■ Given task:
Your answer should be a single number: the count of lines in the material below that hold "name".

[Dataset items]
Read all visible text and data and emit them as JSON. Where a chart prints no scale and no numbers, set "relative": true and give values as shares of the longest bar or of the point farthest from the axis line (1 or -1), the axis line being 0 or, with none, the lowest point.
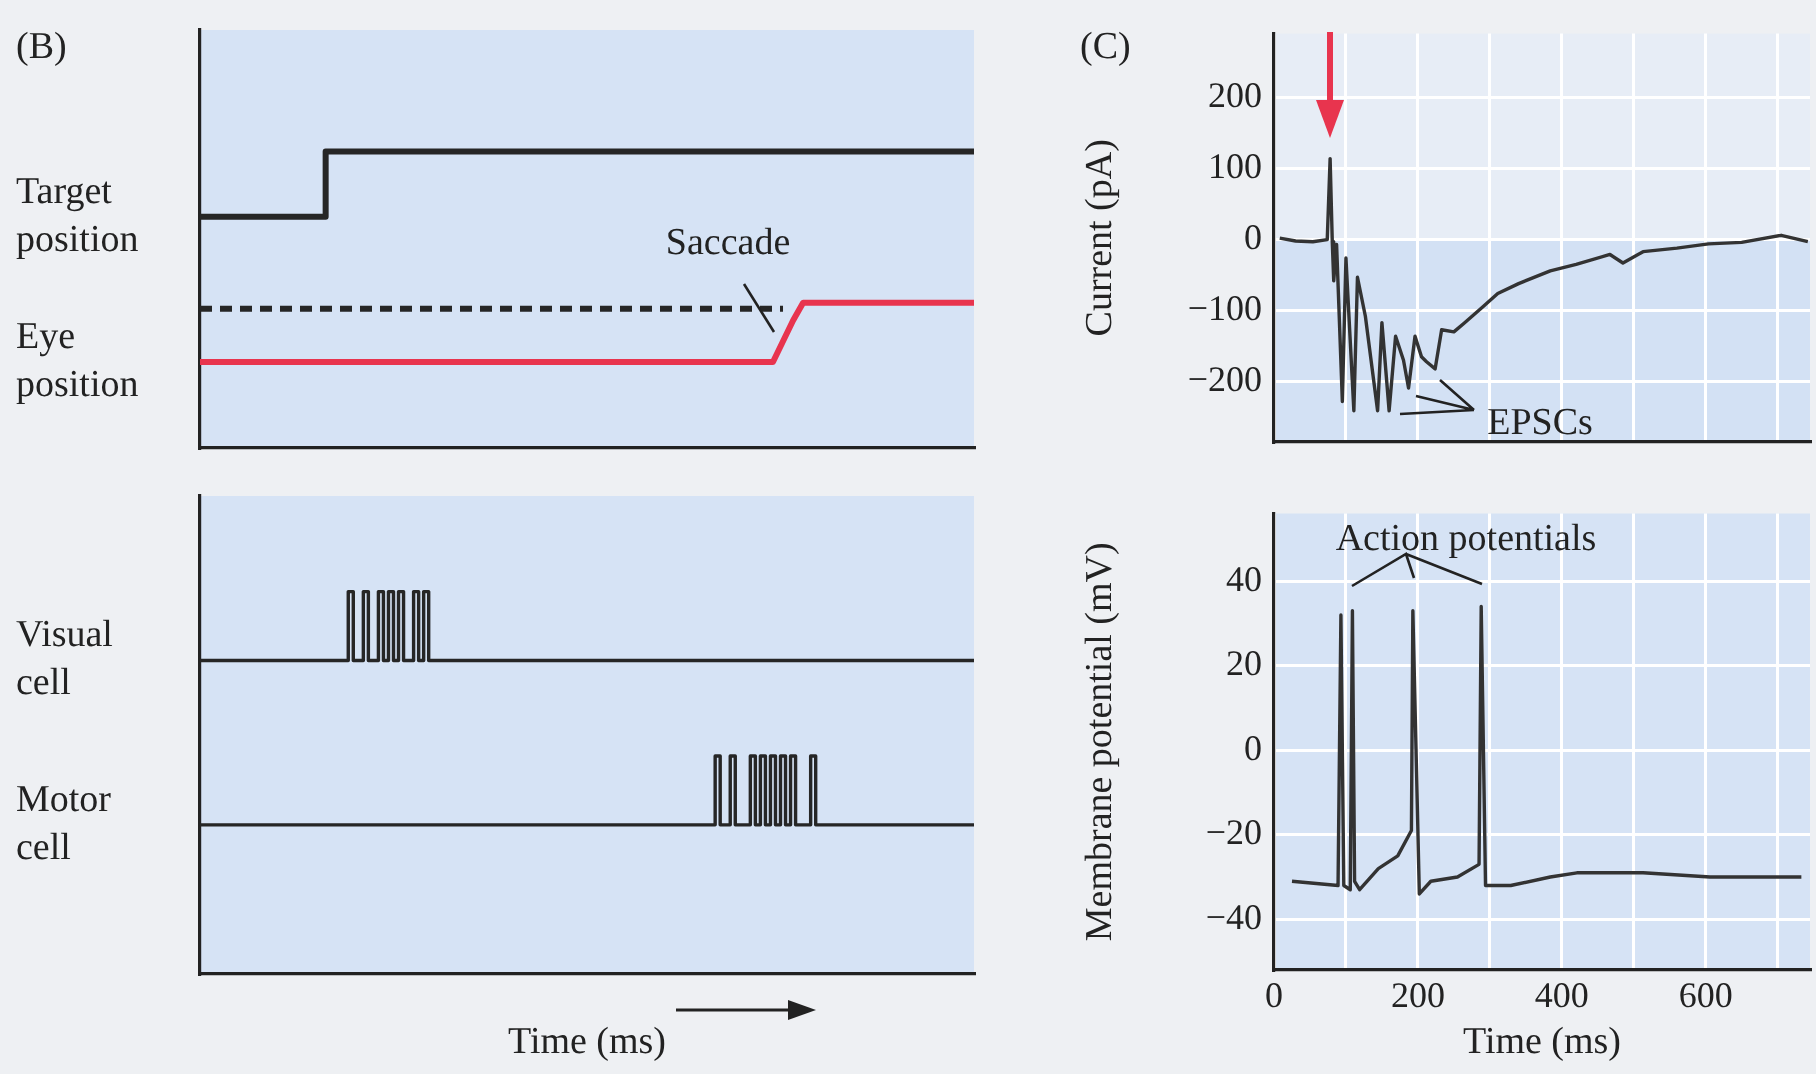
{
  "chart_data": [
    {
      "type": "line",
      "title": "(B)",
      "relative": true,
      "tick_labels": false,
      "marker": "none",
      "annotations": [
        "Saccade"
      ],
      "categories": [
        null,
        null,
        null,
        null,
        null,
        null,
        null,
        null,
        null,
        null,
        null,
        null,
        null,
        null,
        null,
        null,
        null,
        null,
        null,
        null,
        null,
        null,
        null,
        null,
        null,
        null,
        null,
        null,
        null,
        null,
        null,
        null,
        null,
        null,
        null,
        null,
        null,
        null,
        null,
        null,
        null,
        null,
        null,
        null,
        null,
        null,
        null,
        null,
        null,
        null,
        null,
        null,
        null,
        null,
        null,
        null,
        null,
        null,
        null,
        null,
        null,
        null,
        null,
        null,
        null,
        null,
        null,
        null,
        null,
        null,
        null,
        null,
        null,
        null,
        null,
        null,
        null,
        null
      ],
      "series": [
        {
          "name": "Target position",
          "type": "step",
          "color": "#262626",
          "values": [
            0.78,
            0.78,
            0.78,
            0.78,
            0.78,
            0.78,
            0.78,
            0.78,
            0.78,
            0.78,
            0.78,
            0.78,
            0.78,
            1,
            1,
            1,
            1,
            1,
            1,
            1,
            1,
            1,
            1,
            1,
            1,
            1,
            1,
            1,
            1,
            1,
            1,
            1,
            1,
            1,
            1,
            1,
            1,
            1,
            1,
            1,
            1,
            1,
            1,
            1,
            1,
            1,
            1,
            1,
            1,
            1,
            1,
            1,
            1,
            1,
            1,
            1,
            1,
            1,
            1,
            1,
            1,
            1,
            1,
            1,
            1,
            1,
            1,
            1,
            1,
            1,
            1,
            1,
            1,
            1,
            1,
            1,
            1,
            1
          ]
        },
        {
          "name": "Eye position",
          "type": "line",
          "color": "#e8344e",
          "values": [
            0.29,
            0.29,
            0.29,
            0.29,
            0.29,
            0.29,
            0.29,
            0.29,
            0.29,
            0.29,
            0.29,
            0.29,
            0.29,
            0.29,
            0.29,
            0.29,
            0.29,
            0.29,
            0.29,
            0.29,
            0.29,
            0.29,
            0.29,
            0.29,
            0.29,
            0.29,
            0.29,
            0.29,
            0.29,
            0.29,
            0.29,
            0.29,
            0.29,
            0.29,
            0.29,
            0.29,
            0.29,
            0.29,
            0.29,
            0.29,
            0.29,
            0.29,
            0.29,
            0.29,
            0.29,
            0.29,
            0.29,
            0.29,
            0.29,
            0.29,
            0.29,
            0.29,
            0.29,
            0.29,
            0.29,
            0.29,
            0.29,
            0.29,
            0.36,
            0.43,
            0.49,
            0.49,
            0.49,
            0.49,
            0.49,
            0.49,
            0.49,
            0.49,
            0.49,
            0.49,
            0.49,
            0.49,
            0.49,
            0.49,
            0.49,
            0.49,
            0.49,
            0.49
          ]
        },
        {
          "type": "line",
          "line_style": "dashed",
          "color": "#262626",
          "values": [
            0.47,
            0.47,
            0.47,
            0.47,
            0.47,
            0.47,
            0.47,
            0.47,
            0.47,
            0.47,
            0.47,
            0.47,
            0.47,
            0.47,
            0.47,
            0.47,
            0.47,
            0.47,
            0.47,
            0.47,
            0.47,
            0.47,
            0.47,
            0.47,
            0.47,
            0.47,
            0.47,
            0.47,
            0.47,
            0.47,
            0.47,
            0.47,
            0.47,
            0.47,
            0.47,
            0.47,
            0.47,
            0.47,
            0.47,
            0.47,
            0.47,
            0.47,
            0.47,
            0.47,
            0.47,
            0.47,
            0.47,
            0.47,
            0.47,
            0.47,
            0.47,
            0.47,
            0.47,
            0.47,
            0.47,
            0.47,
            0.47,
            0.47,
            0.47,
            null,
            null,
            null,
            null,
            null,
            null,
            null,
            null,
            null,
            null,
            null,
            null,
            null,
            null,
            null,
            null,
            null,
            null,
            null
          ]
        }
      ]
    },
    {
      "type": "step",
      "relative": true,
      "tick_labels": false,
      "marker": "none",
      "xlabel": "Time (ms)",
      "categories": [
        null,
        null,
        null,
        null,
        null,
        null,
        null,
        null,
        null,
        null,
        null,
        null,
        null,
        null,
        null,
        null,
        null,
        null,
        null,
        null,
        null,
        null,
        null,
        null,
        null,
        null,
        null,
        null,
        null,
        null,
        null,
        null,
        null,
        null,
        null,
        null,
        null,
        null,
        null,
        null,
        null,
        null,
        null,
        null,
        null,
        null,
        null,
        null,
        null,
        null,
        null,
        null,
        null,
        null,
        null,
        null,
        null,
        null,
        null,
        null,
        null,
        null,
        null,
        null,
        null,
        null,
        null,
        null,
        null,
        null,
        null,
        null,
        null,
        null,
        null,
        null,
        null,
        null,
        null,
        null,
        null,
        null,
        null,
        null,
        null,
        null,
        null,
        null,
        null,
        null,
        null,
        null,
        null,
        null,
        null,
        null,
        null,
        null,
        null,
        null,
        null,
        null,
        null,
        null,
        null,
        null,
        null,
        null,
        null,
        null,
        null,
        null,
        null,
        null,
        null,
        null,
        null,
        null,
        null,
        null,
        null,
        null,
        null,
        null,
        null,
        null,
        null,
        null,
        null,
        null,
        null,
        null,
        null,
        null,
        null,
        null,
        null,
        null,
        null,
        null,
        null,
        null,
        null,
        null,
        null,
        null,
        null,
        null,
        null,
        null,
        null,
        null,
        null,
        null,
        null
      ],
      "series": [
        {
          "name": "Visual cell",
          "color": "#262626",
          "values": [
            0.82,
            0.82,
            0.82,
            0.82,
            0.82,
            0.82,
            0.82,
            0.82,
            0.82,
            0.82,
            0.82,
            0.82,
            0.82,
            0.82,
            0.82,
            0.82,
            0.82,
            0.82,
            0.82,
            0.82,
            0.82,
            0.82,
            0.82,
            0.82,
            0.82,
            0.82,
            0.82,
            0.82,
            0.82,
            0.82,
            1,
            0.82,
            0.82,
            1,
            0.82,
            0.82,
            1,
            0.82,
            1,
            0.82,
            1,
            0.82,
            0.82,
            1,
            0.82,
            1,
            0.82,
            0.82,
            0.82,
            0.82,
            0.82,
            0.82,
            0.82,
            0.82,
            0.82,
            0.82,
            0.82,
            0.82,
            0.82,
            0.82,
            0.82,
            0.82,
            0.82,
            0.82,
            0.82,
            0.82,
            0.82,
            0.82,
            0.82,
            0.82,
            0.82,
            0.82,
            0.82,
            0.82,
            0.82,
            0.82,
            0.82,
            0.82,
            0.82,
            0.82,
            0.82,
            0.82,
            0.82,
            0.82,
            0.82,
            0.82,
            0.82,
            0.82,
            0.82,
            0.82,
            0.82,
            0.82,
            0.82,
            0.82,
            0.82,
            0.82,
            0.82,
            0.82,
            0.82,
            0.82,
            0.82,
            0.82,
            0.82,
            0.82,
            0.82,
            0.82,
            0.82,
            0.82,
            0.82,
            0.82,
            0.82,
            0.82,
            0.82,
            0.82,
            0.82,
            0.82,
            0.82,
            0.82,
            0.82,
            0.82,
            0.82,
            0.82,
            0.82,
            0.82,
            0.82,
            0.82,
            0.82,
            0.82,
            0.82,
            0.82,
            0.82,
            0.82,
            0.82,
            0.82,
            0.82,
            0.82,
            0.82,
            0.82,
            0.82,
            0.82,
            0.82,
            0.82,
            0.82,
            0.82,
            0.82,
            0.82,
            0.82,
            0.82,
            0.82,
            0.82,
            0.82,
            0.82,
            0.82,
            0.82,
            0.82
          ]
        },
        {
          "name": "Motor cell",
          "color": "#262626",
          "values": [
            0.39,
            0.39,
            0.39,
            0.39,
            0.39,
            0.39,
            0.39,
            0.39,
            0.39,
            0.39,
            0.39,
            0.39,
            0.39,
            0.39,
            0.39,
            0.39,
            0.39,
            0.39,
            0.39,
            0.39,
            0.39,
            0.39,
            0.39,
            0.39,
            0.39,
            0.39,
            0.39,
            0.39,
            0.39,
            0.39,
            0.39,
            0.39,
            0.39,
            0.39,
            0.39,
            0.39,
            0.39,
            0.39,
            0.39,
            0.39,
            0.39,
            0.39,
            0.39,
            0.39,
            0.39,
            0.39,
            0.39,
            0.39,
            0.39,
            0.39,
            0.39,
            0.39,
            0.39,
            0.39,
            0.39,
            0.39,
            0.39,
            0.39,
            0.39,
            0.39,
            0.39,
            0.39,
            0.39,
            0.39,
            0.39,
            0.39,
            0.39,
            0.39,
            0.39,
            0.39,
            0.39,
            0.39,
            0.39,
            0.39,
            0.39,
            0.39,
            0.39,
            0.39,
            0.39,
            0.39,
            0.39,
            0.39,
            0.39,
            0.39,
            0.39,
            0.39,
            0.39,
            0.39,
            0.39,
            0.39,
            0.39,
            0.39,
            0.39,
            0.39,
            0.39,
            0.39,
            0.39,
            0.39,
            0.39,
            0.39,
            0.39,
            0.39,
            0.39,
            0.57,
            0.39,
            0.39,
            0.57,
            0.39,
            0.39,
            0.39,
            0.57,
            0.39,
            0.57,
            0.39,
            0.57,
            0.39,
            0.57,
            0.39,
            0.57,
            0.39,
            0.39,
            0.39,
            0.57,
            0.39,
            0.39,
            0.39,
            0.39,
            0.39,
            0.39,
            0.39,
            0.39,
            0.39,
            0.39,
            0.39,
            0.39,
            0.39,
            0.39,
            0.39,
            0.39,
            0.39,
            0.39,
            0.39,
            0.39,
            0.39,
            0.39,
            0.39,
            0.39,
            0.39,
            0.39,
            0.39,
            0.39,
            0.39,
            0.39,
            0.39,
            0.39
          ]
        }
      ]
    },
    {
      "type": "line",
      "title": "(C)",
      "ylabel": "Current (pA)",
      "tick_labels": "y",
      "grid": true,
      "marker": "none",
      "annotations": [
        "EPSCs"
      ],
      "xlim": [
        0,
        745
      ],
      "xticks": [
        0,
        {
          "value": 100,
          "label": null
        },
        200,
        {
          "value": 300,
          "label": null
        },
        400,
        {
          "value": 500,
          "label": null
        },
        600,
        {
          "value": 700,
          "label": null
        }
      ],
      "ylim": [
        -285,
        290
      ],
      "yticks": [
        200,
        100,
        0,
        {
          "value": -100,
          "label": "−100"
        },
        {
          "value": -200,
          "label": "−200"
        }
      ],
      "bands": [
        {
          "axis": "y",
          "from": -285,
          "to": 0,
          "color": "#d3e1f4"
        }
      ],
      "x": [
        8,
        30,
        54,
        74,
        78,
        81,
        83,
        87,
        95,
        100,
        111,
        116,
        127,
        144,
        150,
        160,
        169,
        180,
        187,
        196,
        205,
        212,
        224,
        233,
        250,
        265,
        290,
        311,
        340,
        384,
        420,
        467,
        485,
        513,
        560,
        604,
        650,
        705,
        742
      ],
      "series": [
        {
          "color": "#333333",
          "values": [
            2,
            -2,
            -3,
            0,
            114,
            -3,
            -58,
            -7,
            -228,
            -26,
            -241,
            -53,
            -108,
            -241,
            -117,
            -241,
            -136,
            -170,
            -209,
            -136,
            -165,
            -172,
            -182,
            -127,
            -130,
            -117,
            -95,
            -76,
            -62,
            -44,
            -35,
            -21,
            -33,
            -17,
            -12,
            -6,
            -4,
            6,
            -3
          ]
        }
      ]
    },
    {
      "type": "line",
      "ylabel": "Membrane potential (mV)",
      "xlabel": "Time (ms)",
      "grid": true,
      "marker": "none",
      "annotations": [
        "Action potentials"
      ],
      "xlim": [
        0,
        745
      ],
      "xticks": [
        0,
        {
          "value": 100,
          "label": null
        },
        200,
        {
          "value": 300,
          "label": null
        },
        400,
        {
          "value": 500,
          "label": null
        },
        600,
        {
          "value": 700,
          "label": null
        }
      ],
      "ylim": [
        -52,
        56
      ],
      "yticks": [
        {
          "value": -40,
          "label": "−40"
        },
        {
          "value": -20,
          "label": "−20"
        },
        0,
        20,
        40
      ],
      "x": [
        25,
        89,
        93,
        97,
        106,
        109,
        112,
        119,
        145,
        172,
        191,
        193,
        202,
        218,
        255,
        285,
        288,
        294,
        329,
        384,
        421,
        513,
        606,
        733
      ],
      "series": [
        {
          "color": "#333333",
          "values": [
            -31,
            -32,
            32,
            -32,
            -33,
            33,
            -31,
            -33,
            -28,
            -25,
            -19,
            33,
            -34,
            -31,
            -30,
            -27,
            34,
            -32,
            -32,
            -30,
            -29,
            -29,
            -30,
            -30
          ]
        }
      ]
    }
  ]
}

■ Problem solution:
4